Required work -
Identify the lines bearing the string "people" and gather them.
------------------------
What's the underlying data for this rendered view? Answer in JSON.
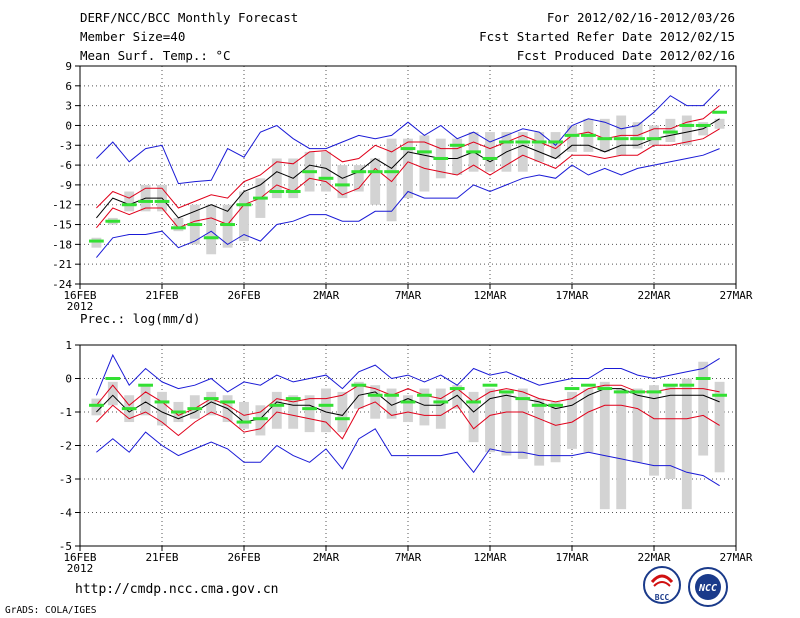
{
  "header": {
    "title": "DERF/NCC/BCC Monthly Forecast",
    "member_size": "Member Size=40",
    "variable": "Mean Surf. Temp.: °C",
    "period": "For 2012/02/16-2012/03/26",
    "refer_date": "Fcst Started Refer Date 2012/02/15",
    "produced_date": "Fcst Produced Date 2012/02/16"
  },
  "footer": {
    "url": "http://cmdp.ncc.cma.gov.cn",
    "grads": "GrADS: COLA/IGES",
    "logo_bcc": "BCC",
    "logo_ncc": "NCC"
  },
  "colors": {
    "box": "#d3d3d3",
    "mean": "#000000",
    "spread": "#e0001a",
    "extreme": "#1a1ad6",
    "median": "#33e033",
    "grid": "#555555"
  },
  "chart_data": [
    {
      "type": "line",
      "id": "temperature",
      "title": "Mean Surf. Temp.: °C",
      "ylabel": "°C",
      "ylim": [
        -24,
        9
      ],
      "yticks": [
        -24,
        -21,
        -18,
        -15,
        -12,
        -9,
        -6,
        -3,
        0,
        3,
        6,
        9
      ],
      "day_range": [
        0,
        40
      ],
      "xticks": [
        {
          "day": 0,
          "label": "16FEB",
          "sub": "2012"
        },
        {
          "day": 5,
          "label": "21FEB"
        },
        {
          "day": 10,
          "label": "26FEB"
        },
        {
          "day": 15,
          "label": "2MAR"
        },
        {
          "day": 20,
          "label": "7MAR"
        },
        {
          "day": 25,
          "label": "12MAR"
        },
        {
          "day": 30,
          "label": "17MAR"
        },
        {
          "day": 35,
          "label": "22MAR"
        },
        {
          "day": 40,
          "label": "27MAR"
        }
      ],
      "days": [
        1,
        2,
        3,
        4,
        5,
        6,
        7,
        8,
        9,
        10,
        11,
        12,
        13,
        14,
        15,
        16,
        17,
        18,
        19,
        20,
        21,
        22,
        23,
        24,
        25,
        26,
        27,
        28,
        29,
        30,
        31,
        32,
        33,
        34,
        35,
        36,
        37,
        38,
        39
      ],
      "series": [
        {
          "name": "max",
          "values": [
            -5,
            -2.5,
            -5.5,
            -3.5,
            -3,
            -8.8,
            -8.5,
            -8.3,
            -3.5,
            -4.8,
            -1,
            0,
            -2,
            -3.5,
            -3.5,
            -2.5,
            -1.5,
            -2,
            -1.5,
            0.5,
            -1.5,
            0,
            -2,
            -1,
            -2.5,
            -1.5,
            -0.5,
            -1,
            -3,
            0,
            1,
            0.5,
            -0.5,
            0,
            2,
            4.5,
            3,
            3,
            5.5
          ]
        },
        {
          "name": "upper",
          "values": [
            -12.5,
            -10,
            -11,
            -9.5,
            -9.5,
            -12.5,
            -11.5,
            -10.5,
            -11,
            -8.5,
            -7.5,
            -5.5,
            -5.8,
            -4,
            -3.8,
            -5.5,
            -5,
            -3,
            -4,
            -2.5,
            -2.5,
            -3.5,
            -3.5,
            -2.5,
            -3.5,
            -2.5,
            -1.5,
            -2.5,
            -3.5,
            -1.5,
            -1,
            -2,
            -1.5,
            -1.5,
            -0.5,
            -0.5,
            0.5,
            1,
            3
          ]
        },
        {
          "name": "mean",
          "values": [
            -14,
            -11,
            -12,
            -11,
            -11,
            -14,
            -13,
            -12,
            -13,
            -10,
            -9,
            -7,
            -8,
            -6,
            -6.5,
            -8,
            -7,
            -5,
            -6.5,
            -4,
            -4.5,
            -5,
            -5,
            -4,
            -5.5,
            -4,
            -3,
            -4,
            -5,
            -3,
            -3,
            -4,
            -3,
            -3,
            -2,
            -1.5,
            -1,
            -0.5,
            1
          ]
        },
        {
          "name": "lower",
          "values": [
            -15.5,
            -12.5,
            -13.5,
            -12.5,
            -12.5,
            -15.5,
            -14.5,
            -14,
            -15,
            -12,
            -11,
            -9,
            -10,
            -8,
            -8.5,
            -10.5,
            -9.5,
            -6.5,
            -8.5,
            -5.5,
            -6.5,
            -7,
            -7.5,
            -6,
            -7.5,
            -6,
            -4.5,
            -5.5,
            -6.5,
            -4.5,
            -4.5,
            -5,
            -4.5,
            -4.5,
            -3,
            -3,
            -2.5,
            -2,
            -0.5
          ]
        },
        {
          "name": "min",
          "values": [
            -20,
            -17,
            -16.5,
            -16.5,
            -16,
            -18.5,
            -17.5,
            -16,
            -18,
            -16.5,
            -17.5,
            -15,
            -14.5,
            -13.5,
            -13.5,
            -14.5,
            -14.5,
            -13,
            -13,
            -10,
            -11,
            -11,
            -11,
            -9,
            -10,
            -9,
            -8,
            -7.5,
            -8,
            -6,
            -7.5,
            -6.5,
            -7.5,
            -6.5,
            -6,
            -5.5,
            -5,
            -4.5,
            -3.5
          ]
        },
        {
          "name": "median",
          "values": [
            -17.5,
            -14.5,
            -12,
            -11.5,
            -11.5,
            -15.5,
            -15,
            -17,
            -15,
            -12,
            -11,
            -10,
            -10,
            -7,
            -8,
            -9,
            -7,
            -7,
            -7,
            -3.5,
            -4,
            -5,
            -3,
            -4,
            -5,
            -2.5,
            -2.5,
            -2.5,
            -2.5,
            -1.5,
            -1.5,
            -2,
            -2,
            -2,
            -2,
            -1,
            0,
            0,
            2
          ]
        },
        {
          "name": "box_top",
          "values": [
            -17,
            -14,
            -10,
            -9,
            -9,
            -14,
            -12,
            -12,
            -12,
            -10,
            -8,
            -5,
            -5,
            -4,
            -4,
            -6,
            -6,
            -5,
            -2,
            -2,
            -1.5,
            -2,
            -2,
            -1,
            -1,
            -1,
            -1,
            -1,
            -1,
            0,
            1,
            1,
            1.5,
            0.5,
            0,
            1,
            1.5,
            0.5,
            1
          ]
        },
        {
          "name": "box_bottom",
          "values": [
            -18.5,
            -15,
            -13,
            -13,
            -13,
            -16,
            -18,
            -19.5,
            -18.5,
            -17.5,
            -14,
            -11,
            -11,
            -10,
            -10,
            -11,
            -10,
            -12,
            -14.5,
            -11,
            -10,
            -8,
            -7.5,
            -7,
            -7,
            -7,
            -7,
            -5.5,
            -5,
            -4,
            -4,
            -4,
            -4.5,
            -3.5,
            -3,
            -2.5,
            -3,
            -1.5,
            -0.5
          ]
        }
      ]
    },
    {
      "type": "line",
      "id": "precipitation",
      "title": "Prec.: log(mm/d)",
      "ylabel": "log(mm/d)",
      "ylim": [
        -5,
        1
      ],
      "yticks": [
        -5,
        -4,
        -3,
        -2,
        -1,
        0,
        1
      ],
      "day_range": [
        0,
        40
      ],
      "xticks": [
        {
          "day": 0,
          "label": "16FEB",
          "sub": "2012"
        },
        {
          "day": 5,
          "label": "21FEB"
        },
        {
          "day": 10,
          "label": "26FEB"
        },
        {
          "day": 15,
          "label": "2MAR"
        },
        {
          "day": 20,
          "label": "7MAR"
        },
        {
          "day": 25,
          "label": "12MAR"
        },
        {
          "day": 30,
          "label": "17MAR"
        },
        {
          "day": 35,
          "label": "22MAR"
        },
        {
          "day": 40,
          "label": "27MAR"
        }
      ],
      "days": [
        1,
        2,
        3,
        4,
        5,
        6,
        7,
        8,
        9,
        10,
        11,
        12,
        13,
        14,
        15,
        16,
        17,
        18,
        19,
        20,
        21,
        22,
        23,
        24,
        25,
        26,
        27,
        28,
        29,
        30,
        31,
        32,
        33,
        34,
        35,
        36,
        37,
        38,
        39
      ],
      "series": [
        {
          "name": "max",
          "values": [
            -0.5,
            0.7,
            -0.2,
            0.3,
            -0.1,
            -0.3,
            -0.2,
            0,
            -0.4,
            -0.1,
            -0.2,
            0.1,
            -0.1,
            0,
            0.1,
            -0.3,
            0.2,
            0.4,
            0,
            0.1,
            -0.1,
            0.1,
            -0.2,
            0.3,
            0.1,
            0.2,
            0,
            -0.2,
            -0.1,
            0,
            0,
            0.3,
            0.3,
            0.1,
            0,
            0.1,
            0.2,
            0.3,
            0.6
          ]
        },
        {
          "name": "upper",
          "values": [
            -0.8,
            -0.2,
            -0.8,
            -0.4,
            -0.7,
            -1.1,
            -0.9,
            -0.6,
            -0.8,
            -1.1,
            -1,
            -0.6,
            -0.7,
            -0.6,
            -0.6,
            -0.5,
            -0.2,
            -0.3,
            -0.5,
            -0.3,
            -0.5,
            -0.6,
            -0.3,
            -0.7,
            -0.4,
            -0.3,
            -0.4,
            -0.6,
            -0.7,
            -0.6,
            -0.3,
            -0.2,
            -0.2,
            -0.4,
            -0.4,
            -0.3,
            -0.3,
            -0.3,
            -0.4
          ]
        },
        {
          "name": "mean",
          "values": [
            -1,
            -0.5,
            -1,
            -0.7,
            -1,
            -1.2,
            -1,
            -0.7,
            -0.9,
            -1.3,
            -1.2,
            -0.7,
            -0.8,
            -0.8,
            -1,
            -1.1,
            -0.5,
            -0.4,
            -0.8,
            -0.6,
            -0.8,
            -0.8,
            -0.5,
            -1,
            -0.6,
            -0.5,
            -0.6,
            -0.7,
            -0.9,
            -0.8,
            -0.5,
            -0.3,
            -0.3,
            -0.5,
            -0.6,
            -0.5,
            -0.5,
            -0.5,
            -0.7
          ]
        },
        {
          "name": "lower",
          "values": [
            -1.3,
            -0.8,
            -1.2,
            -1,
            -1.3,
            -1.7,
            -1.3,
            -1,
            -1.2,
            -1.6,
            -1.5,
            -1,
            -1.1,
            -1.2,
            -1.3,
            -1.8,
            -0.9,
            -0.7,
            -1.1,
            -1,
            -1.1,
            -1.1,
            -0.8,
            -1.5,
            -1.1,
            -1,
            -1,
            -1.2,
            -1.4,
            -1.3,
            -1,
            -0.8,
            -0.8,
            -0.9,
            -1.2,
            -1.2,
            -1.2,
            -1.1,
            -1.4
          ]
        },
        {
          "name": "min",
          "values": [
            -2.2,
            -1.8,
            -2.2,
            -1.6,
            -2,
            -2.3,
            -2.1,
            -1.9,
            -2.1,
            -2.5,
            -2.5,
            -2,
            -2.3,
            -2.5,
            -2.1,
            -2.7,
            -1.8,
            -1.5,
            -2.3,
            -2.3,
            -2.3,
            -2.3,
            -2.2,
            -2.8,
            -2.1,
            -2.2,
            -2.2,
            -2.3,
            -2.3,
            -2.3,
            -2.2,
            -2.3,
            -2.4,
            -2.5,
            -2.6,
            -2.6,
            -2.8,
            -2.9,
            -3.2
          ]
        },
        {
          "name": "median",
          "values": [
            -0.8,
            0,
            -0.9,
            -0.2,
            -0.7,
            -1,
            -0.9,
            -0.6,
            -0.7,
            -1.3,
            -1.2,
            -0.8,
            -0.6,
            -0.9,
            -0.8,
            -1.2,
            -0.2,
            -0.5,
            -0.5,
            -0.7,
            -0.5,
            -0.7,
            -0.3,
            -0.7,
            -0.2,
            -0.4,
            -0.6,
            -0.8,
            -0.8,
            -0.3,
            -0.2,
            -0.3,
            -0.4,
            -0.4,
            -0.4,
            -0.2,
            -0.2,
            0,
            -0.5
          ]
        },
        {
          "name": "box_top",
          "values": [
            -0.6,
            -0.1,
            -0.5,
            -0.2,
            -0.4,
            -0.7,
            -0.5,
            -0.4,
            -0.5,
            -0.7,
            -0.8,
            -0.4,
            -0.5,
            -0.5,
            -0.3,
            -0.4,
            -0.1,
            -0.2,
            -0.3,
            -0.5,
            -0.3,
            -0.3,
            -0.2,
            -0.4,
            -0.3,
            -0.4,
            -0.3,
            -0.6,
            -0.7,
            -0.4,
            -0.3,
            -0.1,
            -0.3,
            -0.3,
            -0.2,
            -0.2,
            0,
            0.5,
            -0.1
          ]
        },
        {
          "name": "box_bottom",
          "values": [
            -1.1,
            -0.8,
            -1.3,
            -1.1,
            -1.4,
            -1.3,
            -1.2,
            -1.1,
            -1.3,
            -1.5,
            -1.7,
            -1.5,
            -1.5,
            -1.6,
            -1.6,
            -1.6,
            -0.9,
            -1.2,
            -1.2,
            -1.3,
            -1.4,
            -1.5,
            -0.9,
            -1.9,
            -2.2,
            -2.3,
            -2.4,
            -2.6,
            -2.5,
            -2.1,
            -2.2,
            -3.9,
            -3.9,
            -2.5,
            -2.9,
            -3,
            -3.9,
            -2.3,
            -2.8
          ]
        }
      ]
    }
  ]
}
------------------------
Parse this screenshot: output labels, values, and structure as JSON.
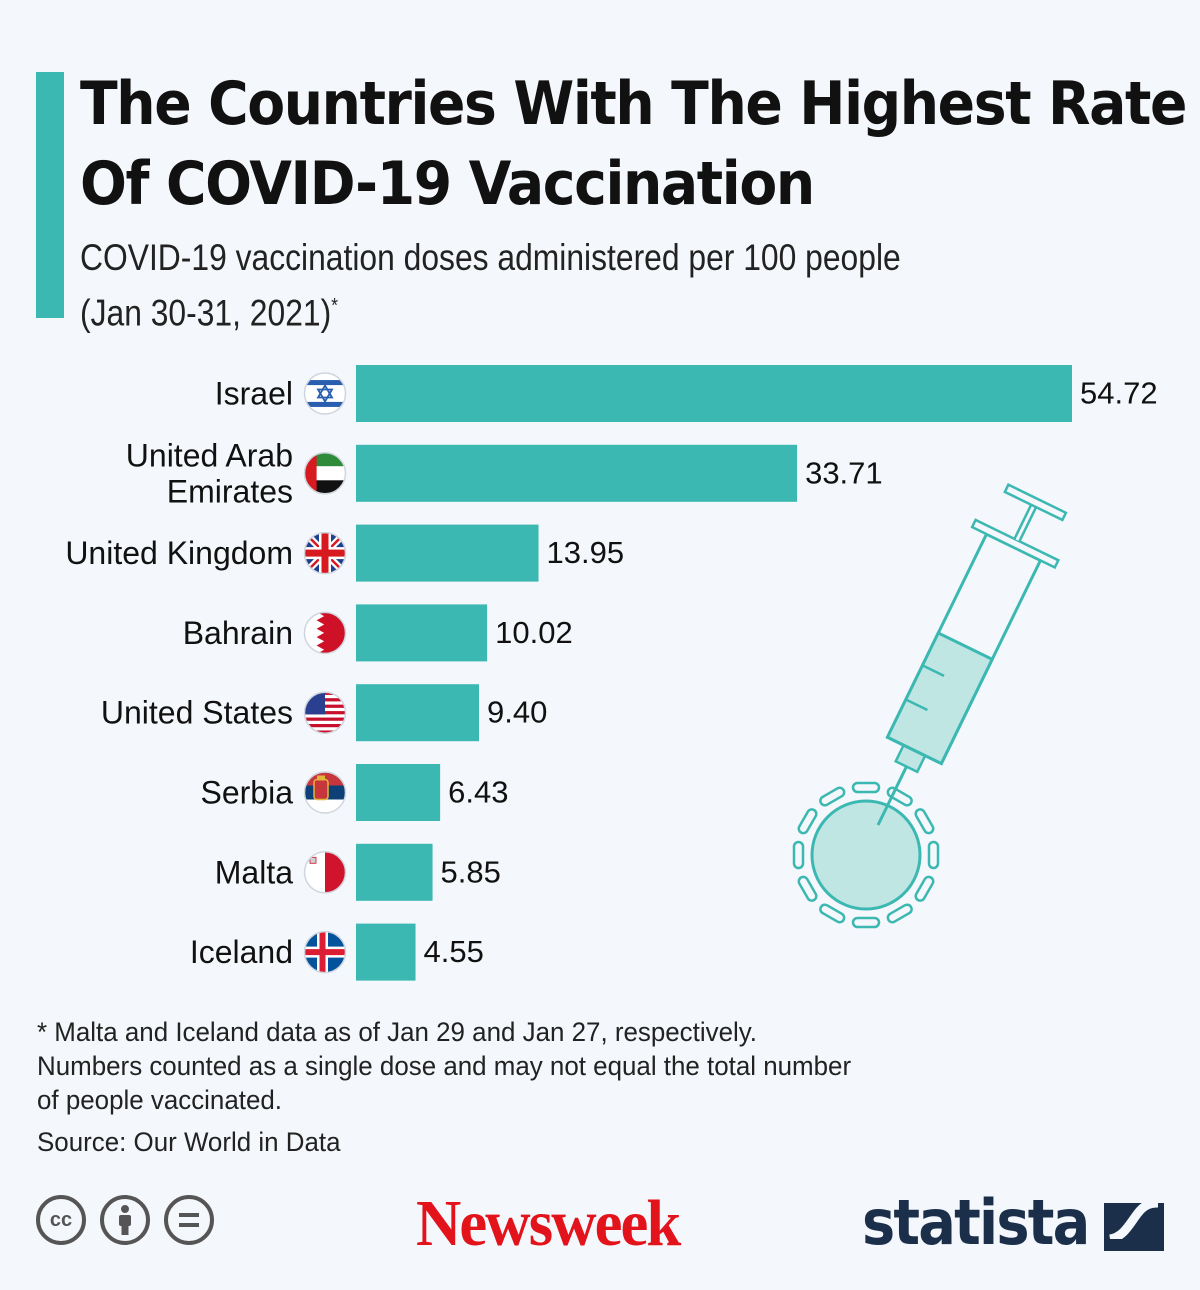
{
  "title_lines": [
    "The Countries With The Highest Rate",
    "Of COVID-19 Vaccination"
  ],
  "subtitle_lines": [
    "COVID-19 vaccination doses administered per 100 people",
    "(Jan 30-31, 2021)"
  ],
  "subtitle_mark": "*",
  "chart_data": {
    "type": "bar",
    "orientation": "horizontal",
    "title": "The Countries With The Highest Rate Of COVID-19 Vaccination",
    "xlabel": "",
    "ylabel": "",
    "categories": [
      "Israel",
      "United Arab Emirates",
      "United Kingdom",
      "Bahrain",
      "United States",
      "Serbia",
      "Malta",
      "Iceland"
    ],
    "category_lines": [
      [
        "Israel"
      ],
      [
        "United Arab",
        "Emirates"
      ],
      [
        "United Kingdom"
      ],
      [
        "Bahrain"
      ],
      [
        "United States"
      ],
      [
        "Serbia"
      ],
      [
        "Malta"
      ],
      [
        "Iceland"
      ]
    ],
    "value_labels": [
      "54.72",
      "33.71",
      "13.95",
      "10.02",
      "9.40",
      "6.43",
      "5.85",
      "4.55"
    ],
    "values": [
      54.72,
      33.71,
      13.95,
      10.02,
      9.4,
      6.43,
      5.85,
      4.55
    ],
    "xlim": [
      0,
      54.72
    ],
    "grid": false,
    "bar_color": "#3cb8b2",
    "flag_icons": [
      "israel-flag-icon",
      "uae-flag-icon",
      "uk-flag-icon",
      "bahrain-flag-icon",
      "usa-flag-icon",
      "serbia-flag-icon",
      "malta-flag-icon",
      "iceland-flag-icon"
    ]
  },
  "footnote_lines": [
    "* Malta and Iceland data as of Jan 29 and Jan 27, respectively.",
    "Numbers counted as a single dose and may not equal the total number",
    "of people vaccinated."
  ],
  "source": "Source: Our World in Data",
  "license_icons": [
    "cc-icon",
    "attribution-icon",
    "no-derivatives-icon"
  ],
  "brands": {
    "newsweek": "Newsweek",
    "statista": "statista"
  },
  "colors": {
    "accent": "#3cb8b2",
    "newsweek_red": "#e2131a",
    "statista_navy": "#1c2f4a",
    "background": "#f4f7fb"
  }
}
------------------------
Answer for the task -
    "COVID-19 vaccination doses administered per 100 people",
    "of people vaccinated."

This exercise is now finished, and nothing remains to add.